GIVEN INFORMATION
◆ ◆ ◆

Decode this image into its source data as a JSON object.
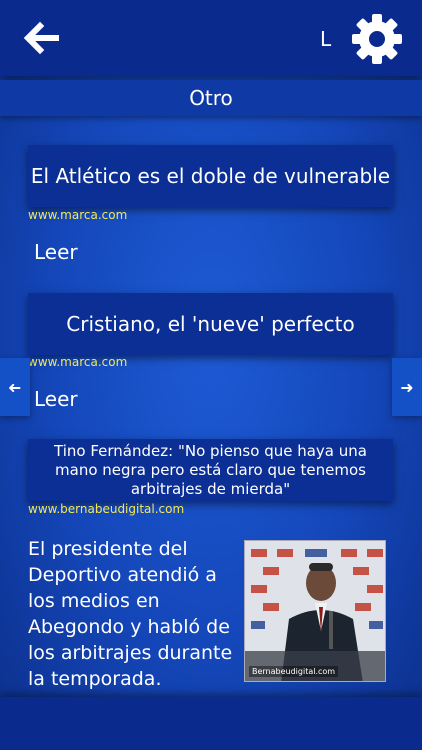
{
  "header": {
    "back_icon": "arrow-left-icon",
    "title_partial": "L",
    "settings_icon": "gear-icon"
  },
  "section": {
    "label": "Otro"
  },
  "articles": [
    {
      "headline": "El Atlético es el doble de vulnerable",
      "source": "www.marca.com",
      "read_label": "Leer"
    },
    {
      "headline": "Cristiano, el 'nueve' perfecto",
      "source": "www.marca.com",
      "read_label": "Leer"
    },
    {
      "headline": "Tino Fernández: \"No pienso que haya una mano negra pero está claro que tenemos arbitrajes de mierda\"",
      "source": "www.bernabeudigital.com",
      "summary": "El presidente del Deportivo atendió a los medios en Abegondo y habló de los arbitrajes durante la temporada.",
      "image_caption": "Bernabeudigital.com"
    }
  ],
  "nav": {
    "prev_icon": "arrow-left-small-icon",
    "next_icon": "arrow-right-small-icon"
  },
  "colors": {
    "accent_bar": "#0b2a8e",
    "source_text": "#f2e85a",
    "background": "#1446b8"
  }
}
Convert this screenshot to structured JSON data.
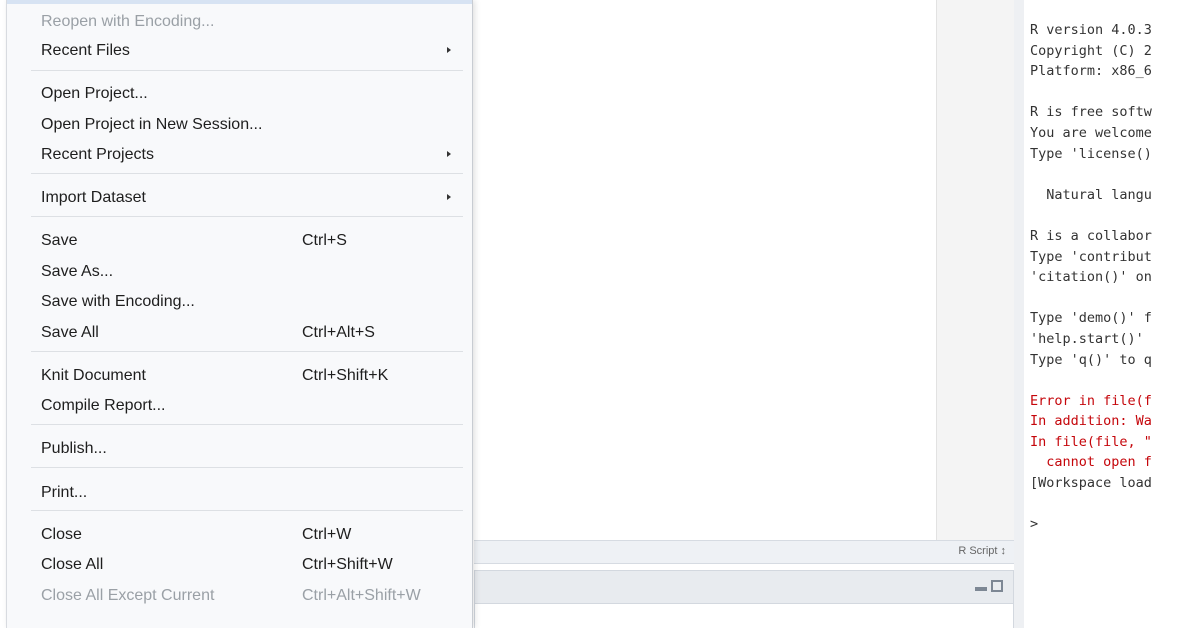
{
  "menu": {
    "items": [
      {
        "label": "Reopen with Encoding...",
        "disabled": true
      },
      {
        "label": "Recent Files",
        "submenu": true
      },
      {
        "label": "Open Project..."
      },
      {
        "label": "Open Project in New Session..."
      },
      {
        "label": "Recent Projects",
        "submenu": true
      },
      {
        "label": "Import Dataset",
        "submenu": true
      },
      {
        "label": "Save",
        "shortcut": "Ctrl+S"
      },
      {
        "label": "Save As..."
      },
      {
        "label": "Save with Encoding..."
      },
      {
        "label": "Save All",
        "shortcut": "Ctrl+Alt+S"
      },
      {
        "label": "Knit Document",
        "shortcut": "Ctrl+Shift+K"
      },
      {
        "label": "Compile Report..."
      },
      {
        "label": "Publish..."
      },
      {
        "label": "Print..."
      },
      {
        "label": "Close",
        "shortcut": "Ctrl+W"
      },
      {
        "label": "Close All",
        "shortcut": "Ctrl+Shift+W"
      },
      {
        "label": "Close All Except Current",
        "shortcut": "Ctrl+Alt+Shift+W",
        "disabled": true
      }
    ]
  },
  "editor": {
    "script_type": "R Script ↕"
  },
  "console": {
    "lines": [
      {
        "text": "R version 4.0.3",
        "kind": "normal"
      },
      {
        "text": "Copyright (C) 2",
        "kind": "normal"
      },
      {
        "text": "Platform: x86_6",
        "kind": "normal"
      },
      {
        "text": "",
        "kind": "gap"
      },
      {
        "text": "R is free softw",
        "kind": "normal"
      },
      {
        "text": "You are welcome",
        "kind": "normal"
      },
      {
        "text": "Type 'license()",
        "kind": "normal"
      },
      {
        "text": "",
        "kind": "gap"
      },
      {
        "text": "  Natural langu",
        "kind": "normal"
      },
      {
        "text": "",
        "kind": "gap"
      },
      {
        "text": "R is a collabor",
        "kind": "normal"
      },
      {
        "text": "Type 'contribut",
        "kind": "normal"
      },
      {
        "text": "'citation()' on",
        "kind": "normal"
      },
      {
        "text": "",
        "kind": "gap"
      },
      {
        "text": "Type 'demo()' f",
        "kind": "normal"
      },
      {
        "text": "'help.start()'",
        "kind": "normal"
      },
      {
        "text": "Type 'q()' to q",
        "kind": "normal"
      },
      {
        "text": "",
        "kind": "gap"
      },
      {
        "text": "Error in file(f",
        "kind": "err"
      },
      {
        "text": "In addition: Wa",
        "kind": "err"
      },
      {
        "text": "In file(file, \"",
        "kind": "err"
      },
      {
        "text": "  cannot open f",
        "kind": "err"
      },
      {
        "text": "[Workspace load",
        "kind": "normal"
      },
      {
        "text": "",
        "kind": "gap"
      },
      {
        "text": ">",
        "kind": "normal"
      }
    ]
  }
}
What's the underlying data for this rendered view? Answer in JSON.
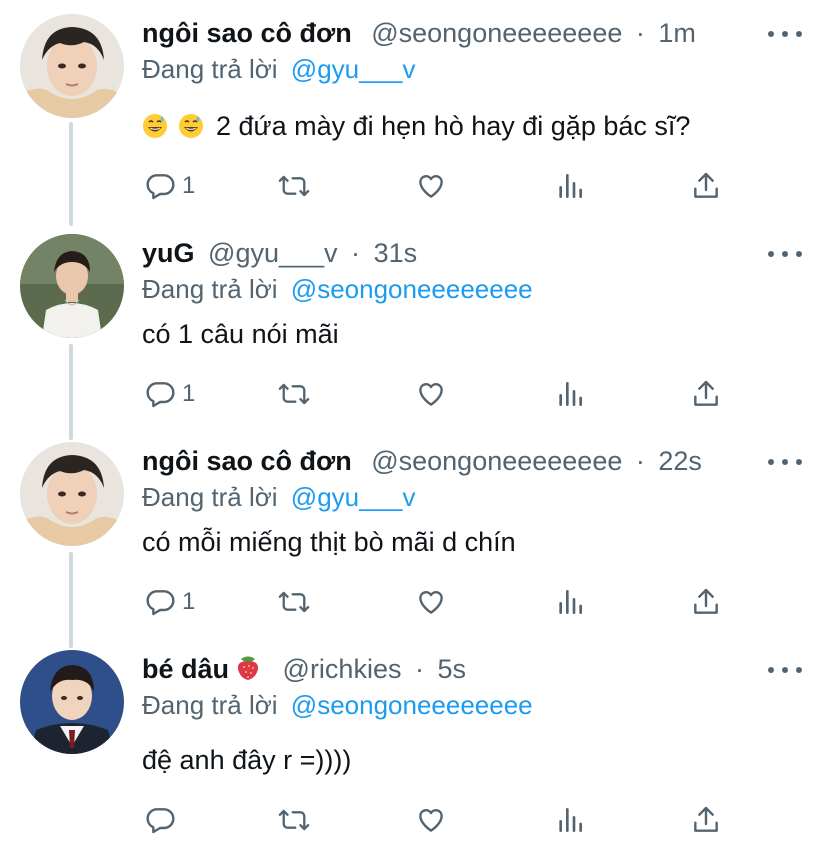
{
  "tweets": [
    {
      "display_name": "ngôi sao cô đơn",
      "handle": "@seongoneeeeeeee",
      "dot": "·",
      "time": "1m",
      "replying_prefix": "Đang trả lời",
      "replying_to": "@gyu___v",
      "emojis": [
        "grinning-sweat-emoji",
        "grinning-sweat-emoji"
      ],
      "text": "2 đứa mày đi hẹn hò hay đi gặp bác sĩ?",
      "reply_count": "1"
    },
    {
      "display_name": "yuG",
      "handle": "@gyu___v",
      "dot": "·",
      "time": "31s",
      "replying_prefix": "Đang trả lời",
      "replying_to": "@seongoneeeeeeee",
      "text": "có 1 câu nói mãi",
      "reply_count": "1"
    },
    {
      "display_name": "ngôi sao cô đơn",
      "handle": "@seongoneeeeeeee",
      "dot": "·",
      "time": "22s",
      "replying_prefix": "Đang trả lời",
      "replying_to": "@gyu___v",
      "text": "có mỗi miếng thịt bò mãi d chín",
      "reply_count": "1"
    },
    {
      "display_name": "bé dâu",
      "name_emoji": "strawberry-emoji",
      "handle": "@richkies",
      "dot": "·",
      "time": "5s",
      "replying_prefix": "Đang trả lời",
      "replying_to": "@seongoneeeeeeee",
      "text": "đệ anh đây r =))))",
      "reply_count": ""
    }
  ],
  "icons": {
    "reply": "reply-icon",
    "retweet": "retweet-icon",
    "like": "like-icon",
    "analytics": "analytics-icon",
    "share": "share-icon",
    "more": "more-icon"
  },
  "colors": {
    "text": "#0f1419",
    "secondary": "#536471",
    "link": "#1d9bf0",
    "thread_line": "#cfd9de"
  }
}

◆ ◆ ◆

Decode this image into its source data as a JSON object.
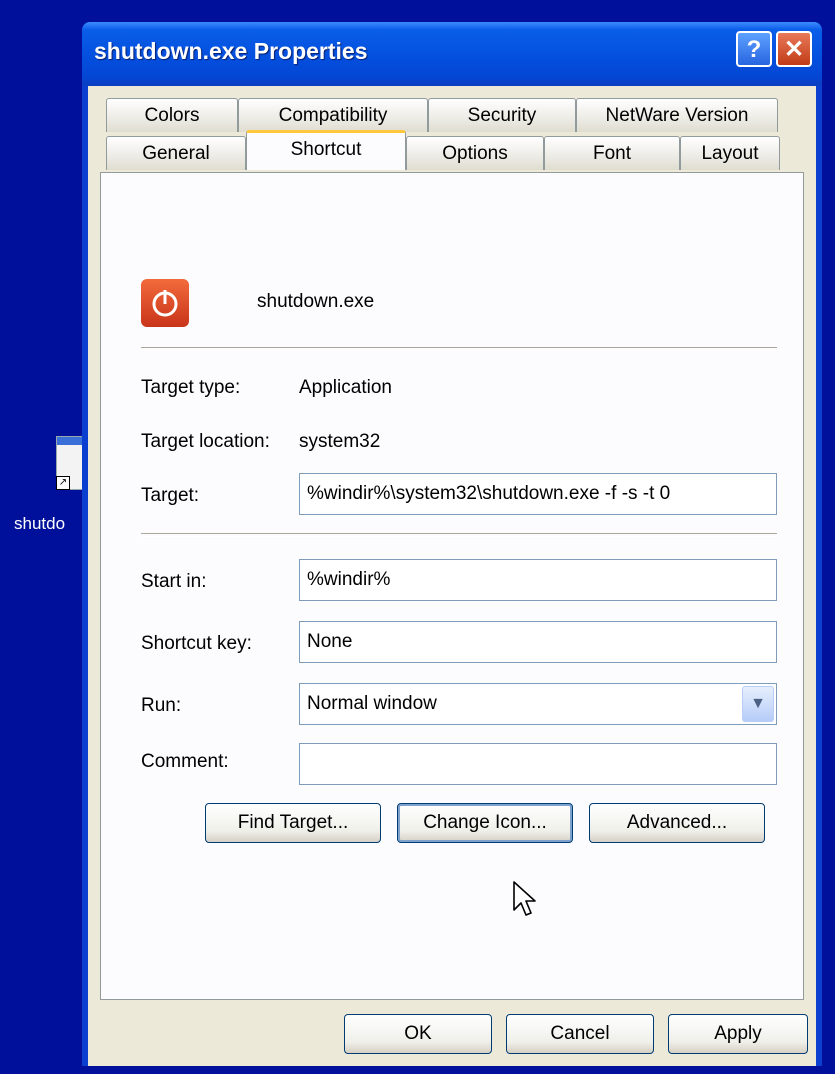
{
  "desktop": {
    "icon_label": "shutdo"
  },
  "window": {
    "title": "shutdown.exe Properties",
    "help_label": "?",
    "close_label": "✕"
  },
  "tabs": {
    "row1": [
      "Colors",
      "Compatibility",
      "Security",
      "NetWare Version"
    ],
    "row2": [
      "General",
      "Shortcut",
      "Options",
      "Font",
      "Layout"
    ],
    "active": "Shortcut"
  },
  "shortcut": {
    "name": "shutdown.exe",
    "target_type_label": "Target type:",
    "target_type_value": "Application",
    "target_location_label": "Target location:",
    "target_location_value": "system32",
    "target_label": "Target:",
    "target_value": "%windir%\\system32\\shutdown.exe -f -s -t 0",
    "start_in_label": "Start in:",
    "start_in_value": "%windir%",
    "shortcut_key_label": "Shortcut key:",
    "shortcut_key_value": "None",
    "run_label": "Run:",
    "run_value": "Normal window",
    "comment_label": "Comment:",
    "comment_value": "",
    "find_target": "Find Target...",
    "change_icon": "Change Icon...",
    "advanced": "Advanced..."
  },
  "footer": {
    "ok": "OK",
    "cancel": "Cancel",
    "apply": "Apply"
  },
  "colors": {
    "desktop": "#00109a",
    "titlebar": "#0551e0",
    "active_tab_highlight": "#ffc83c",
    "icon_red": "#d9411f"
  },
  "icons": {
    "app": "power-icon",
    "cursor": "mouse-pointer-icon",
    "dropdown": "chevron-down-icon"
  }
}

◆ ◆ ◆

WHAT THIS TASK INVOLVES
Pull every line containing "arrow" out of the records.

FINAL RESULT
    "back_icon": "arrow-left-icon",
    "prev_icon": "arrow-left-small-icon",
    "next_icon": "arrow-right-small-icon"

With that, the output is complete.